[start]

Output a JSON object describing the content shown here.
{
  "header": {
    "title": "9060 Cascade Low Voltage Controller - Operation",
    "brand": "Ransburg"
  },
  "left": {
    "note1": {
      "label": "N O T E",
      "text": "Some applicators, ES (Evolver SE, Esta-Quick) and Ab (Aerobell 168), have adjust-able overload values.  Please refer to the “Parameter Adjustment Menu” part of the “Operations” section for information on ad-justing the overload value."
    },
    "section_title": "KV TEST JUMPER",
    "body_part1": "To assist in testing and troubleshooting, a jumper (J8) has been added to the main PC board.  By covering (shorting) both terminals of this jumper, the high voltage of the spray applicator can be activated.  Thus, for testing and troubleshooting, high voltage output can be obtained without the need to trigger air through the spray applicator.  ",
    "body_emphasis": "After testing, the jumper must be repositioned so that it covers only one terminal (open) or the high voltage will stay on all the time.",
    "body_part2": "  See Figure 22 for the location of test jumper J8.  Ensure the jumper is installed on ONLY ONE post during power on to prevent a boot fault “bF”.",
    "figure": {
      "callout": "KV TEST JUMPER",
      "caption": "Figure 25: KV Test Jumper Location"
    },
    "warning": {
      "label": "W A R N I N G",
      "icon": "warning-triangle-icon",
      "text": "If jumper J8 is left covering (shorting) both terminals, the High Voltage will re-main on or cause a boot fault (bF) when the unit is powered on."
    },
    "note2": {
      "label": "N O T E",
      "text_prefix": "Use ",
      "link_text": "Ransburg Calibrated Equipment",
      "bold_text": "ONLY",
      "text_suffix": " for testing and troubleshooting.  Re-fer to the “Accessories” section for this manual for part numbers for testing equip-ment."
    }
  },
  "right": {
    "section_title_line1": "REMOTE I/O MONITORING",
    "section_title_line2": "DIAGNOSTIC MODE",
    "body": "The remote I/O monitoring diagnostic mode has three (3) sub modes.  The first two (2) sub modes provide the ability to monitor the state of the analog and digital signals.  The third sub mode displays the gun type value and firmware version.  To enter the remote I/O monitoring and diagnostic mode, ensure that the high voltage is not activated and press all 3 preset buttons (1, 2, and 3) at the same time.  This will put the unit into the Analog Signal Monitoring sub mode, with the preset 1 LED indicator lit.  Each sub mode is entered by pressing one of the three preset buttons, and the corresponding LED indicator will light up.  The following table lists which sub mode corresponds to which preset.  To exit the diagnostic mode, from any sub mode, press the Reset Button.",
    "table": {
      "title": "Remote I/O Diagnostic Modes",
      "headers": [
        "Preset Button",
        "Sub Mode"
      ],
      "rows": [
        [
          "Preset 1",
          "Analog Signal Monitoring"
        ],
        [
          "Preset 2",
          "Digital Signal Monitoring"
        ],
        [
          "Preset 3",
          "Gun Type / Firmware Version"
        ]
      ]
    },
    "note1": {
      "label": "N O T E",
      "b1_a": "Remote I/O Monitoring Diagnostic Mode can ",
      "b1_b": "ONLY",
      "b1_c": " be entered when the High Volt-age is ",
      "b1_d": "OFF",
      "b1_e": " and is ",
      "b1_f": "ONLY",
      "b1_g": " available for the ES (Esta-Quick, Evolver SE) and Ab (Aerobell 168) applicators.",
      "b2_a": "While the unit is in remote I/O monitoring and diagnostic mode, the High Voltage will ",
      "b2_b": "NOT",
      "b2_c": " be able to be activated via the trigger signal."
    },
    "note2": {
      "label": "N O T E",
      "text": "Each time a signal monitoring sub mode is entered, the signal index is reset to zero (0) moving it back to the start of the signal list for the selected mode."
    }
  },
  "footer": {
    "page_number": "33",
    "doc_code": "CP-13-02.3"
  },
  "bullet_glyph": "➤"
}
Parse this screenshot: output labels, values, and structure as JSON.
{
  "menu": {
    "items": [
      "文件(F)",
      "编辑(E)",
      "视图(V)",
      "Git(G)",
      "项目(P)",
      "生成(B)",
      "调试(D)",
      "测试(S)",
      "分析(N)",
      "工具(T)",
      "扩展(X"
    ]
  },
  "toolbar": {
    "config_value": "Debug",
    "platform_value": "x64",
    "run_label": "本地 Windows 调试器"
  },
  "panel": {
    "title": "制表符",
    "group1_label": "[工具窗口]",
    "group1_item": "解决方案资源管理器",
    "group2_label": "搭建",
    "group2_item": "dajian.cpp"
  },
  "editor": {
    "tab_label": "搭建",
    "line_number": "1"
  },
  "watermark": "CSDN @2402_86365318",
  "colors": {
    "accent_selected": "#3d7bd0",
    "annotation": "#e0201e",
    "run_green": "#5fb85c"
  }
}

[end]

**Task requirements**.
Make an exact copy of the data above.

**Worked answer**.
Output a JSON object describing the content shown here.
{
  "header": {
    "title": "9060 Cascade Low Voltage Controller - Operation",
    "brand": "Ransburg"
  },
  "left": {
    "note1": {
      "label": "N O T E",
      "text": "Some applicators, ES (Evolver SE, Esta-Quick) and Ab (Aerobell 168), have adjust-able overload values.  Please refer to the “Parameter Adjustment Menu” part of the “Operations” section for information on ad-justing the overload value."
    },
    "section_title": "KV TEST JUMPER",
    "body_part1": "To assist in testing and troubleshooting, a jumper (J8) has been added to the main PC board.  By covering (shorting) both terminals of this jumper, the high voltage of the spray applicator can be activated.  Thus, for testing and troubleshooting, high voltage output can be obtained without the need to trigger air through the spray applicator.  ",
    "body_emphasis": "After testing, the jumper must be repositioned so that it covers only one terminal (open) or the high voltage will stay on all the time.",
    "body_part2": "  See Figure 22 for the location of test jumper J8.  Ensure the jumper is installed on ONLY ONE post during power on to prevent a boot fault “bF”.",
    "figure": {
      "callout": "KV TEST JUMPER",
      "caption": "Figure 25: KV Test Jumper Location"
    },
    "warning": {
      "label": "W A R N I N G",
      "icon": "warning-triangle-icon",
      "text": "If jumper J8 is left covering (shorting) both terminals, the High Voltage will re-main on or cause a boot fault (bF) when the unit is powered on."
    },
    "note2": {
      "label": "N O T E",
      "text_prefix": "Use ",
      "link_text": "Ransburg Calibrated Equipment",
      "bold_text": "ONLY",
      "text_suffix": " for testing and troubleshooting.  Re-fer to the “Accessories” section for this manual for part numbers for testing equip-ment."
    }
  },
  "right": {
    "section_title_line1": "REMOTE I/O MONITORING",
    "section_title_line2": "DIAGNOSTIC MODE",
    "body": "The remote I/O monitoring diagnostic mode has three (3) sub modes.  The first two (2) sub modes provide the ability to monitor the state of the analog and digital signals.  The third sub mode displays the gun type value and firmware version.  To enter the remote I/O monitoring and diagnostic mode, ensure that the high voltage is not activated and press all 3 preset buttons (1, 2, and 3) at the same time.  This will put the unit into the Analog Signal Monitoring sub mode, with the preset 1 LED indicator lit.  Each sub mode is entered by pressing one of the three preset buttons, and the corresponding LED indicator will light up.  The following table lists which sub mode corresponds to which preset.  To exit the diagnostic mode, from any sub mode, press the Reset Button.",
    "table": {
      "title": "Remote I/O Diagnostic Modes",
      "headers": [
        "Preset Button",
        "Sub Mode"
      ],
      "rows": [
        [
          "Preset 1",
          "Analog Signal Monitoring"
        ],
        [
          "Preset 2",
          "Digital Signal Monitoring"
        ],
        [
          "Preset 3",
          "Gun Type / Firmware Version"
        ]
      ]
    },
    "note1": {
      "label": "N O T E",
      "b1_a": "Remote I/O Monitoring Diagnostic Mode can ",
      "b1_b": "ONLY",
      "b1_c": " be entered when the High Volt-age is ",
      "b1_d": "OFF",
      "b1_e": " and is ",
      "b1_f": "ONLY",
      "b1_g": " available for the ES (Esta-Quick, Evolver SE) and Ab (Aerobell 168) applicators.",
      "b2_a": "While the unit is in remote I/O monitoring and diagnostic mode, the High Voltage will ",
      "b2_b": "NOT",
      "b2_c": " be able to be activated via the trigger signal."
    },
    "note2": {
      "label": "N O T E",
      "text": "Each time a signal monitoring sub mode is entered, the signal index is reset to zero (0) moving it back to the start of the signal list for the selected mode."
    }
  },
  "footer": {
    "page_number": "33",
    "doc_code": "CP-13-02.3"
  },
  "bullet_glyph": "➤"
}
Parse this screenshot: output labels, values, and structure as JSON.
{
  "menu": {
    "items": [
      "文件(F)",
      "编辑(E)",
      "视图(V)",
      "Git(G)",
      "项目(P)",
      "生成(B)",
      "调试(D)",
      "测试(S)",
      "分析(N)",
      "工具(T)",
      "扩展(X"
    ]
  },
  "toolbar": {
    "config_value": "Debug",
    "platform_value": "x64",
    "run_label": "本地 Windows 调试器"
  },
  "panel": {
    "title": "制表符",
    "group1_label": "[工具窗口]",
    "group1_item": "解决方案资源管理器",
    "group2_label": "搭建",
    "group2_item": "dajian.cpp"
  },
  "editor": {
    "tab_label": "搭建",
    "line_number": "1"
  },
  "watermark": "CSDN @2402_86365318",
  "colors": {
    "accent_selected": "#3d7bd0",
    "annotation": "#e0201e",
    "run_green": "#5fb85c"
  }
}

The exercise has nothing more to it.